▸ Given task:
Repeat each entry as written, dropping any picture you find.

▸ Data shown:
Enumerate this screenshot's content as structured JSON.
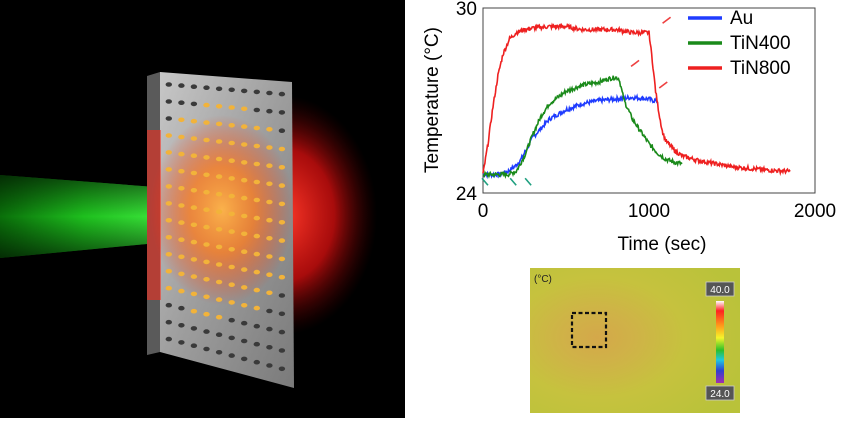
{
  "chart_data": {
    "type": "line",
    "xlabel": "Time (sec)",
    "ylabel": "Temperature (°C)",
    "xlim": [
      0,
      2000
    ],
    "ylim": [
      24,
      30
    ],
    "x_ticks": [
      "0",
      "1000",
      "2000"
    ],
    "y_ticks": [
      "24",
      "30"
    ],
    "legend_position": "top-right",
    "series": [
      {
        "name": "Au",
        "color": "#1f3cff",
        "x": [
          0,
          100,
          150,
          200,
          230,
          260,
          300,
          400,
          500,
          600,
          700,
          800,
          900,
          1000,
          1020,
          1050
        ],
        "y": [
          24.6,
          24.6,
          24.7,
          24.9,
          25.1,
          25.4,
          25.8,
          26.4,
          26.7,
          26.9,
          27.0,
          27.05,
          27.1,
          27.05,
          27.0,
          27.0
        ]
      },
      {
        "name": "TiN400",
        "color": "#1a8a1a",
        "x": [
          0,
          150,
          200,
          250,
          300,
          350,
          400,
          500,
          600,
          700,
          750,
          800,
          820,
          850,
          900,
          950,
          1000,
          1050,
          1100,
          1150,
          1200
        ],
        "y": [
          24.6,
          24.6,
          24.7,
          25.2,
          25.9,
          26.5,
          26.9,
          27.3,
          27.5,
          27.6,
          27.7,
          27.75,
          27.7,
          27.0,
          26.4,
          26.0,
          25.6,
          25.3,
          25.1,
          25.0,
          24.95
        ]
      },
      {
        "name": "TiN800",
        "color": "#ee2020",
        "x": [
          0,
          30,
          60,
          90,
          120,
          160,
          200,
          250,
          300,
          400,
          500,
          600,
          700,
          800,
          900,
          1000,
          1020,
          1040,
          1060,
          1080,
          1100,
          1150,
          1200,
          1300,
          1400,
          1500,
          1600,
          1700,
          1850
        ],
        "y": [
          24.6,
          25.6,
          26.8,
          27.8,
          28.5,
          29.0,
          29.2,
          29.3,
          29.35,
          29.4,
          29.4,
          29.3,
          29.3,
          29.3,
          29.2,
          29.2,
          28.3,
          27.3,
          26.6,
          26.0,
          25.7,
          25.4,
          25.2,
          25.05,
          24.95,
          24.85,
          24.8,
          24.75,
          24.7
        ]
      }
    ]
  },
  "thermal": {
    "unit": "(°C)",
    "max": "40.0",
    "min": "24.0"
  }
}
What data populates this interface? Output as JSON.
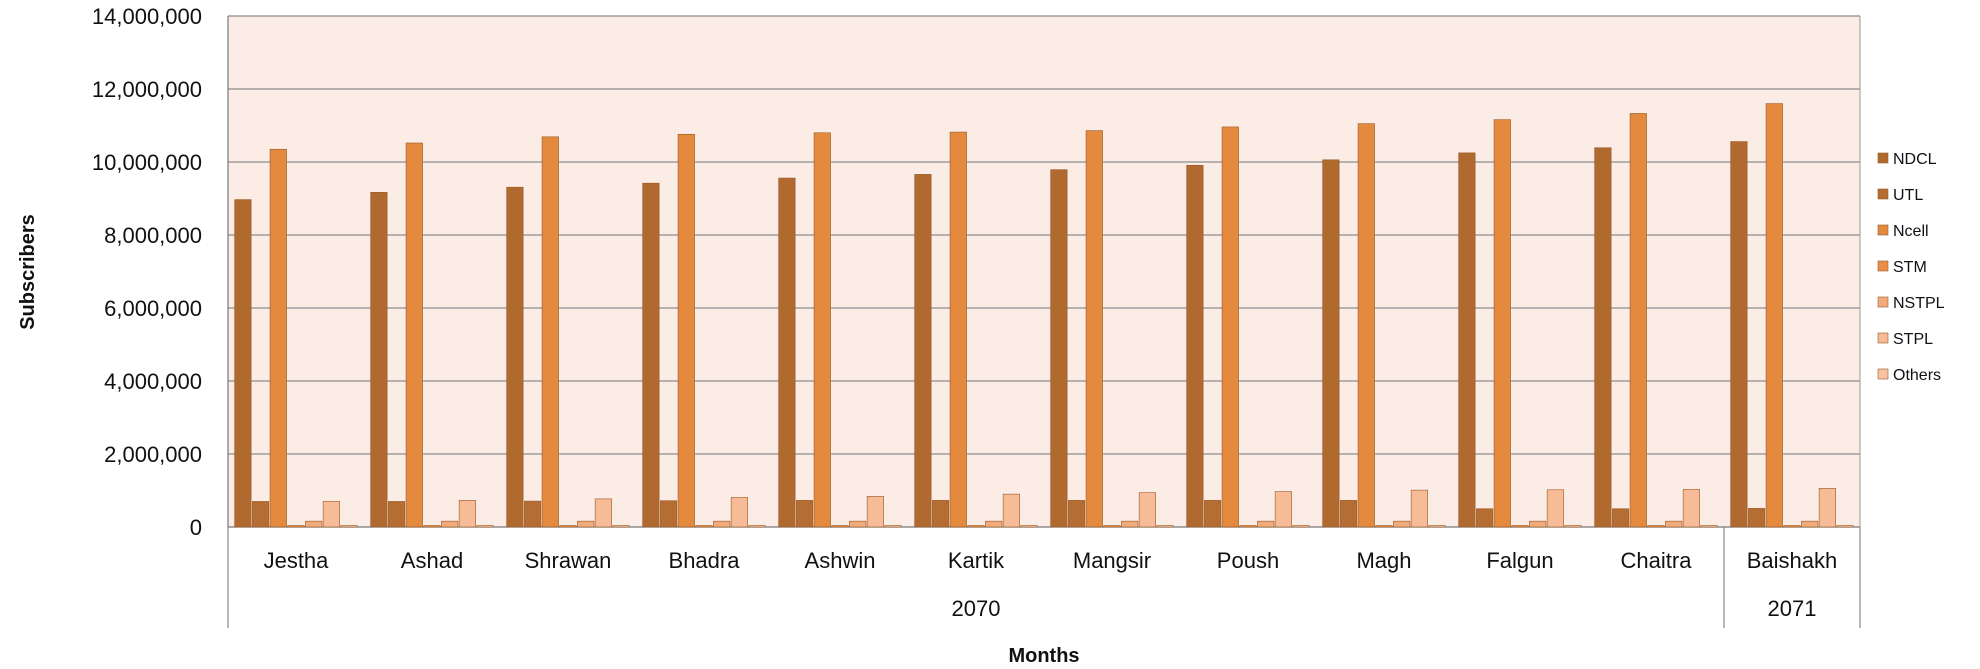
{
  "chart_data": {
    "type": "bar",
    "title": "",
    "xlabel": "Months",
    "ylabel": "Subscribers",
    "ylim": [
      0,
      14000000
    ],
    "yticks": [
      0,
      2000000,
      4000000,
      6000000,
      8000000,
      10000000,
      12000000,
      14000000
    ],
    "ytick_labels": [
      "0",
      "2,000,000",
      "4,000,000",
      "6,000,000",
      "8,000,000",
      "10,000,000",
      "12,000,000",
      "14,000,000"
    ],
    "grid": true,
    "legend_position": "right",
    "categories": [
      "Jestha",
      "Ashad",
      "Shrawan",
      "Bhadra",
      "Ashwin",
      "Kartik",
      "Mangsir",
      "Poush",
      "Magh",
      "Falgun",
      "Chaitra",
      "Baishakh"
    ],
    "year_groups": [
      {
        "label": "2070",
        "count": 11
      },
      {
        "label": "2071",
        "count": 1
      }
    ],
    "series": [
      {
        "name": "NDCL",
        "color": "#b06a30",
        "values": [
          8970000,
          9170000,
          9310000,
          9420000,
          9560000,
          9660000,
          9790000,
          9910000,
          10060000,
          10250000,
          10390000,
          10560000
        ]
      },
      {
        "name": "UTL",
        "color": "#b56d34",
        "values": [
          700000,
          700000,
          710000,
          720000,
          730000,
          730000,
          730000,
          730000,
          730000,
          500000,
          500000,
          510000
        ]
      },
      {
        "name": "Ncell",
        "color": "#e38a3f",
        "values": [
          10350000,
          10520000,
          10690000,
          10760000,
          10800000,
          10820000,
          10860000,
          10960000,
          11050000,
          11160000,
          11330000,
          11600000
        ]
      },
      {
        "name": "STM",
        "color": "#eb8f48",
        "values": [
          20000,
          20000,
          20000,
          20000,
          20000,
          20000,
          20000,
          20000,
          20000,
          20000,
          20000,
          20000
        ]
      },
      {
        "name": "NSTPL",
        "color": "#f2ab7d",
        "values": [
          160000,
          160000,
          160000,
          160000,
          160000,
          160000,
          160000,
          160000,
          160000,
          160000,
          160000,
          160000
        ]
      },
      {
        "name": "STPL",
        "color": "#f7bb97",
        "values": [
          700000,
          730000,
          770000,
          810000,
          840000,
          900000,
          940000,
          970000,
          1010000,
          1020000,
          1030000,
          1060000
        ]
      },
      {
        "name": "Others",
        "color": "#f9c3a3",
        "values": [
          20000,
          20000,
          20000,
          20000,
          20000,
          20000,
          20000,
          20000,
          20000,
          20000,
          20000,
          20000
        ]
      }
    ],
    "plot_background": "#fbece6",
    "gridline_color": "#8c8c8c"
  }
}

▸ The response:
Enumerate this screenshot's content as structured JSON.
{
  "chart_data": {
    "type": "line",
    "xlabel": "Time (sec)",
    "ylabel": "Temperature (°C)",
    "xlim": [
      0,
      2000
    ],
    "ylim": [
      24,
      30
    ],
    "x_ticks": [
      "0",
      "1000",
      "2000"
    ],
    "y_ticks": [
      "24",
      "30"
    ],
    "legend_position": "top-right",
    "series": [
      {
        "name": "Au",
        "color": "#1f3cff",
        "x": [
          0,
          100,
          150,
          200,
          230,
          260,
          300,
          400,
          500,
          600,
          700,
          800,
          900,
          1000,
          1020,
          1050
        ],
        "y": [
          24.6,
          24.6,
          24.7,
          24.9,
          25.1,
          25.4,
          25.8,
          26.4,
          26.7,
          26.9,
          27.0,
          27.05,
          27.1,
          27.05,
          27.0,
          27.0
        ]
      },
      {
        "name": "TiN400",
        "color": "#1a8a1a",
        "x": [
          0,
          150,
          200,
          250,
          300,
          350,
          400,
          500,
          600,
          700,
          750,
          800,
          820,
          850,
          900,
          950,
          1000,
          1050,
          1100,
          1150,
          1200
        ],
        "y": [
          24.6,
          24.6,
          24.7,
          25.2,
          25.9,
          26.5,
          26.9,
          27.3,
          27.5,
          27.6,
          27.7,
          27.75,
          27.7,
          27.0,
          26.4,
          26.0,
          25.6,
          25.3,
          25.1,
          25.0,
          24.95
        ]
      },
      {
        "name": "TiN800",
        "color": "#ee2020",
        "x": [
          0,
          30,
          60,
          90,
          120,
          160,
          200,
          250,
          300,
          400,
          500,
          600,
          700,
          800,
          900,
          1000,
          1020,
          1040,
          1060,
          1080,
          1100,
          1150,
          1200,
          1300,
          1400,
          1500,
          1600,
          1700,
          1850
        ],
        "y": [
          24.6,
          25.6,
          26.8,
          27.8,
          28.5,
          29.0,
          29.2,
          29.3,
          29.35,
          29.4,
          29.4,
          29.3,
          29.3,
          29.3,
          29.2,
          29.2,
          28.3,
          27.3,
          26.6,
          26.0,
          25.7,
          25.4,
          25.2,
          25.05,
          24.95,
          24.85,
          24.8,
          24.75,
          24.7
        ]
      }
    ]
  },
  "thermal": {
    "unit": "(°C)",
    "max": "40.0",
    "min": "24.0"
  }
}
What data populates this interface? Output as JSON.
{
  "chart_data": {
    "type": "bar",
    "title": "",
    "xlabel": "Months",
    "ylabel": "Subscribers",
    "ylim": [
      0,
      14000000
    ],
    "yticks": [
      0,
      2000000,
      4000000,
      6000000,
      8000000,
      10000000,
      12000000,
      14000000
    ],
    "ytick_labels": [
      "0",
      "2,000,000",
      "4,000,000",
      "6,000,000",
      "8,000,000",
      "10,000,000",
      "12,000,000",
      "14,000,000"
    ],
    "grid": true,
    "legend_position": "right",
    "categories": [
      "Jestha",
      "Ashad",
      "Shrawan",
      "Bhadra",
      "Ashwin",
      "Kartik",
      "Mangsir",
      "Poush",
      "Magh",
      "Falgun",
      "Chaitra",
      "Baishakh"
    ],
    "year_groups": [
      {
        "label": "2070",
        "count": 11
      },
      {
        "label": "2071",
        "count": 1
      }
    ],
    "series": [
      {
        "name": "NDCL",
        "color": "#b06a30",
        "values": [
          8970000,
          9170000,
          9310000,
          9420000,
          9560000,
          9660000,
          9790000,
          9910000,
          10060000,
          10250000,
          10390000,
          10560000
        ]
      },
      {
        "name": "UTL",
        "color": "#b56d34",
        "values": [
          700000,
          700000,
          710000,
          720000,
          730000,
          730000,
          730000,
          730000,
          730000,
          500000,
          500000,
          510000
        ]
      },
      {
        "name": "Ncell",
        "color": "#e38a3f",
        "values": [
          10350000,
          10520000,
          10690000,
          10760000,
          10800000,
          10820000,
          10860000,
          10960000,
          11050000,
          11160000,
          11330000,
          11600000
        ]
      },
      {
        "name": "STM",
        "color": "#eb8f48",
        "values": [
          20000,
          20000,
          20000,
          20000,
          20000,
          20000,
          20000,
          20000,
          20000,
          20000,
          20000,
          20000
        ]
      },
      {
        "name": "NSTPL",
        "color": "#f2ab7d",
        "values": [
          160000,
          160000,
          160000,
          160000,
          160000,
          160000,
          160000,
          160000,
          160000,
          160000,
          160000,
          160000
        ]
      },
      {
        "name": "STPL",
        "color": "#f7bb97",
        "values": [
          700000,
          730000,
          770000,
          810000,
          840000,
          900000,
          940000,
          970000,
          1010000,
          1020000,
          1030000,
          1060000
        ]
      },
      {
        "name": "Others",
        "color": "#f9c3a3",
        "values": [
          20000,
          20000,
          20000,
          20000,
          20000,
          20000,
          20000,
          20000,
          20000,
          20000,
          20000,
          20000
        ]
      }
    ],
    "plot_background": "#fbece6",
    "gridline_color": "#8c8c8c"
  }
}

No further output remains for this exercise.